## Given text
# Kyocera Ceramic Coffee Mill



## liquidmonkey2000 (Oct 4, 2010)

I am thinking I may get myself one of these and return my Zass to shelf decoration duties. They get pretty good write-ups on other sites and it looks like they can do the business judging by the videos below.






Has anyone tried these for espresso? How do they compare to those made by Hario?


----------



## liquidmonkey2000 (Oct 4, 2010)

Or maybe I will just stick to my trusted Zass after reading this thread: http://www.home-barista.com/grinders/very-interesting-hario-skerton-kyocera-hand-grinder-sales-t14636.html


----------



## ChiarasDad (Mar 21, 2010)

I'm pretty happy with my Zassenhaus but am a little interested in the Porlex also, in case I find myself wishing for something smaller and more portable. I've read one favourable writeup, and I think I recall them being on display at Dose a few months ago along with the Skerton, with a little sign saying the Porlex was better but the Skerton was adqueate and cheaper.


----------



## liquidmonkey2000 (Oct 4, 2010)

From what I understand from reading various opinions is that the Skerton does not grind consistently enough for espresso. The Porlex looks very nice though and I think it is meant to be similar to the Kyocera in performance. However, I have also now read that none of the new grinders are as good as the good examples of old machines e.g the Zassenhaus, KyM and PeDe.


----------



## liquidmonkey2000 (Oct 4, 2010)

I just read a description on an eBay posting for the Kyocera it reads:


A good smell of Fresh ground does only by turning a handle.


It can be done very easily.


It is a recommendation of this item to enjoy smelling.


You can be graceful and enjoy luxurious time.


Rough can be adjusted according to the favorite.

Who could resist such a sales pitch?


----------



## Glenn (Jun 14, 2008)

The Porlex is better than the Hario Skerton in my opinion

Better build quality and more consistent grind size

It is also thinner and more portable for travelling. No chance of breaking


----------



## ChiarasDad (Mar 21, 2010)

Your eBay description reminds me of an Ikea instruction sheet I worked from once:


It is advisable to being two people when assembling this bed


----------

## Raw data
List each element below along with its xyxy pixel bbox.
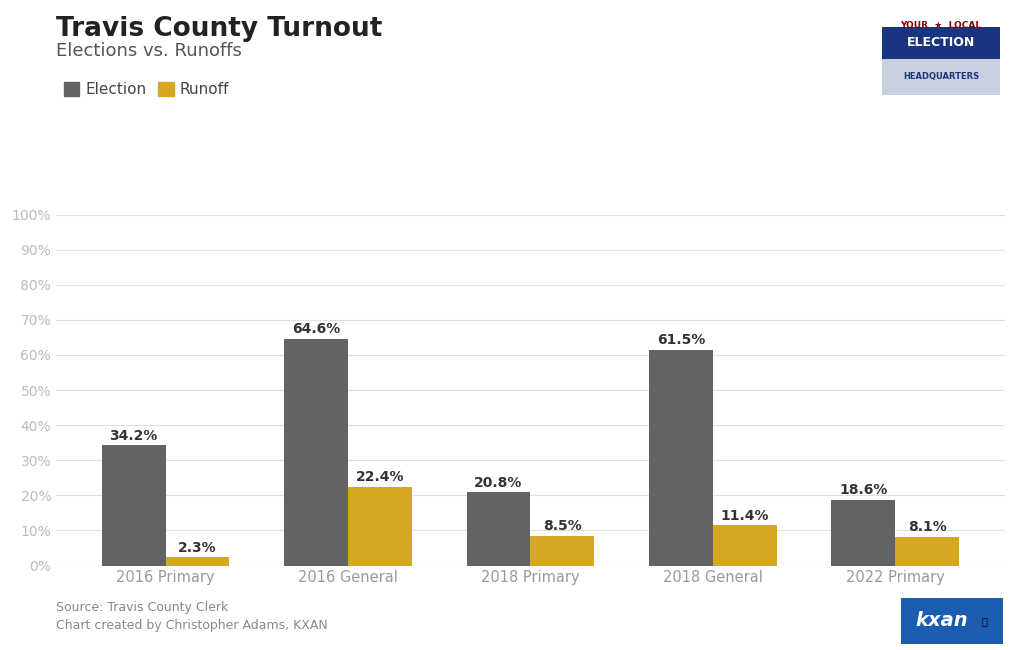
Text: 8.1%: 8.1%: [907, 520, 946, 534]
Text: HEADQUARTERS: HEADQUARTERS: [902, 72, 978, 81]
Bar: [712, 525, 775, 566]
Bar: [165, 558, 229, 566]
Text: 18.6%: 18.6%: [839, 484, 887, 497]
Text: Chart created by Christopher Adams, KXAN: Chart created by Christopher Adams, KXAN: [56, 619, 327, 632]
Text: 11.4%: 11.4%: [719, 509, 768, 523]
Bar: [466, 493, 530, 566]
Legend: Election, Runoff: Election, Runoff: [63, 83, 229, 98]
Text: 64.6%: 64.6%: [291, 322, 340, 336]
Bar: [830, 500, 895, 566]
Bar: [347, 487, 412, 566]
Text: kxan: kxan: [914, 611, 967, 630]
Bar: [881, 58, 999, 95]
Bar: [881, 27, 999, 58]
Bar: [895, 537, 958, 566]
Text: 2.3%: 2.3%: [178, 541, 217, 554]
Text: ELECTION: ELECTION: [906, 36, 974, 49]
Text: YOUR  ★  LOCAL: YOUR ★ LOCAL: [900, 21, 980, 30]
Bar: [102, 445, 165, 566]
Text: Source: Travis County Clerk: Source: Travis County Clerk: [56, 601, 228, 614]
Text: 8.5%: 8.5%: [542, 519, 581, 533]
Text: 61.5%: 61.5%: [656, 333, 704, 347]
Text: Travis County Turnout: Travis County Turnout: [56, 16, 382, 42]
Text: Elections vs. Runoffs: Elections vs. Runoffs: [56, 42, 242, 60]
Bar: [284, 339, 347, 566]
Text: 22.4%: 22.4%: [356, 470, 404, 484]
Bar: [530, 536, 594, 566]
Text: 20.8%: 20.8%: [474, 476, 522, 489]
Text: 34.2%: 34.2%: [109, 428, 158, 443]
Text: 🦚: 🦚: [980, 616, 986, 626]
Bar: [648, 350, 712, 566]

## The exercise
In the coffee mill thread, which grinder does Glenn consider better than the Hario Skerton? Please answer in a few words.

## The result
The Porlex.